**Task inputs:**
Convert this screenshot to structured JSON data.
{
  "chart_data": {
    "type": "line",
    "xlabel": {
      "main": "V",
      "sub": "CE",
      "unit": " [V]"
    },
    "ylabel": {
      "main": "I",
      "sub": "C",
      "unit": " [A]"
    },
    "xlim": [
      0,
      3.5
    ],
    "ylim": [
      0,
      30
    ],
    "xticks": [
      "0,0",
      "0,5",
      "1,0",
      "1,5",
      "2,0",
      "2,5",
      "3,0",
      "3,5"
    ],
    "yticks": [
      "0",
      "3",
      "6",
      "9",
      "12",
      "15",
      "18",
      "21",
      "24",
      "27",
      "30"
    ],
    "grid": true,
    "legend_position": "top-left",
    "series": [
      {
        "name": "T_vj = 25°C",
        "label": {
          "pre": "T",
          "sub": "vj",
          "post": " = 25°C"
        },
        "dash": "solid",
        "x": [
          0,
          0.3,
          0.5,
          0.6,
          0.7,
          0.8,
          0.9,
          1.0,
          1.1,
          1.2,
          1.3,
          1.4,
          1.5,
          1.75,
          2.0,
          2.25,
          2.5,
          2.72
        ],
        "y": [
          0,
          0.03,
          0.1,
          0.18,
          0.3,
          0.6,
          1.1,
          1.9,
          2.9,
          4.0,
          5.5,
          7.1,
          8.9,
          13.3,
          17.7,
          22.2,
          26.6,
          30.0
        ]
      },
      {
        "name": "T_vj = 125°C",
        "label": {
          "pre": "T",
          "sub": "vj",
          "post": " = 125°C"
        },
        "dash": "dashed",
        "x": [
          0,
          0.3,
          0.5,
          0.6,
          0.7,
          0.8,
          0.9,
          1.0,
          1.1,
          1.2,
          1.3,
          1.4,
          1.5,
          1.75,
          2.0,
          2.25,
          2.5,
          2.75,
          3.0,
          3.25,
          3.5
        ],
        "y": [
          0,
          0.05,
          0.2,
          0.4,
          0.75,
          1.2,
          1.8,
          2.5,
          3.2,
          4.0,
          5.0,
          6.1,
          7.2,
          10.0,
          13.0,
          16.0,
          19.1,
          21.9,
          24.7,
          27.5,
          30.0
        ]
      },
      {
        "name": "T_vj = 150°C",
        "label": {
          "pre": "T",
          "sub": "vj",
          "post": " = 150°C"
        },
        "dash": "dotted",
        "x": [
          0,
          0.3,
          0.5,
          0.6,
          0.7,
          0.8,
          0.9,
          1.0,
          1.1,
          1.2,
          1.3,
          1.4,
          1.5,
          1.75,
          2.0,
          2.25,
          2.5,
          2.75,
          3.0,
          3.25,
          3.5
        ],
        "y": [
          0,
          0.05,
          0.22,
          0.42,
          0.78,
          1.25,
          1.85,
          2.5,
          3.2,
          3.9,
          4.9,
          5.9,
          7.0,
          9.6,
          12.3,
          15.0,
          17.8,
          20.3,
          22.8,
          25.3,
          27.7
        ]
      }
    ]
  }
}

**What to produce:**
Your task is to transcribe the material exactly.

**The response:**
Convert this screenshot to structured JSON data.
{
  "chart_data": {
    "type": "line",
    "xlabel": {
      "main": "V",
      "sub": "CE",
      "unit": " [V]"
    },
    "ylabel": {
      "main": "I",
      "sub": "C",
      "unit": " [A]"
    },
    "xlim": [
      0,
      3.5
    ],
    "ylim": [
      0,
      30
    ],
    "xticks": [
      "0,0",
      "0,5",
      "1,0",
      "1,5",
      "2,0",
      "2,5",
      "3,0",
      "3,5"
    ],
    "yticks": [
      "0",
      "3",
      "6",
      "9",
      "12",
      "15",
      "18",
      "21",
      "24",
      "27",
      "30"
    ],
    "grid": true,
    "legend_position": "top-left",
    "series": [
      {
        "name": "T_vj = 25°C",
        "label": {
          "pre": "T",
          "sub": "vj",
          "post": " = 25°C"
        },
        "dash": "solid",
        "x": [
          0,
          0.3,
          0.5,
          0.6,
          0.7,
          0.8,
          0.9,
          1.0,
          1.1,
          1.2,
          1.3,
          1.4,
          1.5,
          1.75,
          2.0,
          2.25,
          2.5,
          2.72
        ],
        "y": [
          0,
          0.03,
          0.1,
          0.18,
          0.3,
          0.6,
          1.1,
          1.9,
          2.9,
          4.0,
          5.5,
          7.1,
          8.9,
          13.3,
          17.7,
          22.2,
          26.6,
          30.0
        ]
      },
      {
        "name": "T_vj = 125°C",
        "label": {
          "pre": "T",
          "sub": "vj",
          "post": " = 125°C"
        },
        "dash": "dashed",
        "x": [
          0,
          0.3,
          0.5,
          0.6,
          0.7,
          0.8,
          0.9,
          1.0,
          1.1,
          1.2,
          1.3,
          1.4,
          1.5,
          1.75,
          2.0,
          2.25,
          2.5,
          2.75,
          3.0,
          3.25,
          3.5
        ],
        "y": [
          0,
          0.05,
          0.2,
          0.4,
          0.75,
          1.2,
          1.8,
          2.5,
          3.2,
          4.0,
          5.0,
          6.1,
          7.2,
          10.0,
          13.0,
          16.0,
          19.1,
          21.9,
          24.7,
          27.5,
          30.0
        ]
      },
      {
        "name": "T_vj = 150°C",
        "label": {
          "pre": "T",
          "sub": "vj",
          "post": " = 150°C"
        },
        "dash": "dotted",
        "x": [
          0,
          0.3,
          0.5,
          0.6,
          0.7,
          0.8,
          0.9,
          1.0,
          1.1,
          1.2,
          1.3,
          1.4,
          1.5,
          1.75,
          2.0,
          2.25,
          2.5,
          2.75,
          3.0,
          3.25,
          3.5
        ],
        "y": [
          0,
          0.05,
          0.22,
          0.42,
          0.78,
          1.25,
          1.85,
          2.5,
          3.2,
          3.9,
          4.9,
          5.9,
          7.0,
          9.6,
          12.3,
          15.0,
          17.8,
          20.3,
          22.8,
          25.3,
          27.7
        ]
      }
    ]
  }
}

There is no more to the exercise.